Transcribe every line of the listing below verbatim, omitting the pictures.

Page element annotations
◇ ◇ ◇ ◇ ◇ ◇ ◇

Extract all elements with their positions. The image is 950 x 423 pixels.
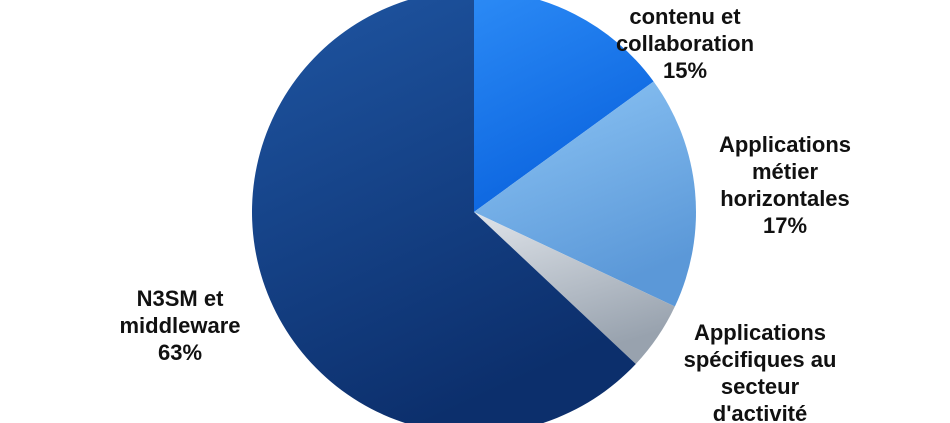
pie-slice-spec xyxy=(474,212,675,364)
label-line: N3SM et xyxy=(136,286,224,311)
pie-slice-collab xyxy=(474,0,654,212)
label-line: secteur xyxy=(720,374,800,399)
slice-label-n3sm-middleware: N3SM et middleware 63% xyxy=(105,285,255,366)
label-line: contenu et xyxy=(629,4,741,29)
label-line: collaboration xyxy=(615,31,755,56)
pie-slice-horiz xyxy=(474,81,696,307)
slice-label-contenu-collaboration: contenu et collaboration 15% xyxy=(595,3,775,84)
label-line: horizontales xyxy=(720,186,850,211)
label-line: métier xyxy=(751,159,819,184)
label-line: Applications xyxy=(693,320,826,345)
label-percent: 15% xyxy=(662,58,708,83)
pie-slice-n3sm xyxy=(252,0,636,423)
label-line: spécifiques au xyxy=(683,347,837,372)
label-line: middleware xyxy=(119,313,241,338)
label-line: Applications xyxy=(718,132,851,157)
slice-label-applications-horizontales: Applications métier horizontales 17% xyxy=(700,131,870,239)
label-percent: 17% xyxy=(762,213,808,238)
slice-label-applications-specifiques: Applications spécifiques au secteur d'ac… xyxy=(670,319,850,423)
label-percent: 63% xyxy=(157,340,203,365)
label-line: d'activité xyxy=(712,401,808,423)
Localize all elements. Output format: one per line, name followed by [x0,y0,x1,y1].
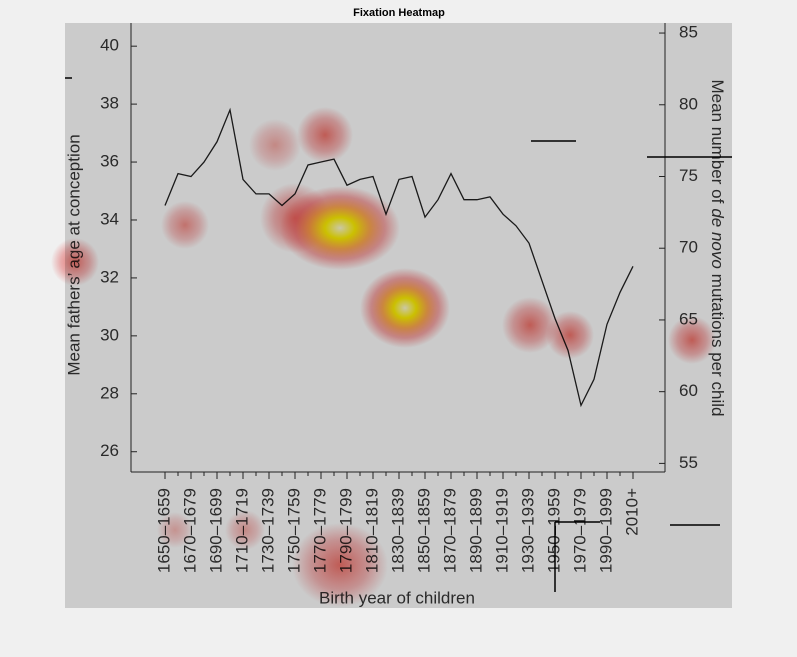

◇ ◇ ◇ ◇ ◇ ◇ ◇

» **RESULT**:
Extract all elements with their positions. The image is 950 x 423 pixels.
pie-slice-spec xyxy=(474,212,675,364)
label-line: N3SM et xyxy=(136,286,224,311)
pie-slice-collab xyxy=(474,0,654,212)
label-line: secteur xyxy=(720,374,800,399)
slice-label-n3sm-middleware: N3SM et middleware 63% xyxy=(105,285,255,366)
label-line: contenu et xyxy=(629,4,741,29)
label-line: collaboration xyxy=(615,31,755,56)
pie-slice-horiz xyxy=(474,81,696,307)
slice-label-contenu-collaboration: contenu et collaboration 15% xyxy=(595,3,775,84)
label-line: horizontales xyxy=(720,186,850,211)
label-line: métier xyxy=(751,159,819,184)
label-line: Applications xyxy=(693,320,826,345)
label-percent: 15% xyxy=(662,58,708,83)
pie-slice-n3sm xyxy=(252,0,636,423)
label-line: spécifiques au xyxy=(683,347,837,372)
label-line: middleware xyxy=(119,313,241,338)
label-line: Applications xyxy=(718,132,851,157)
slice-label-applications-horizontales: Applications métier horizontales 17% xyxy=(700,131,870,239)
label-percent: 17% xyxy=(762,213,808,238)
slice-label-applications-specifiques: Applications spécifiques au secteur d'ac… xyxy=(670,319,850,423)
label-percent: 63% xyxy=(157,340,203,365)
label-line: d'activité xyxy=(712,401,808,423)
Localize all elements. Output format: one per line, name followed by [x0,y0,x1,y1].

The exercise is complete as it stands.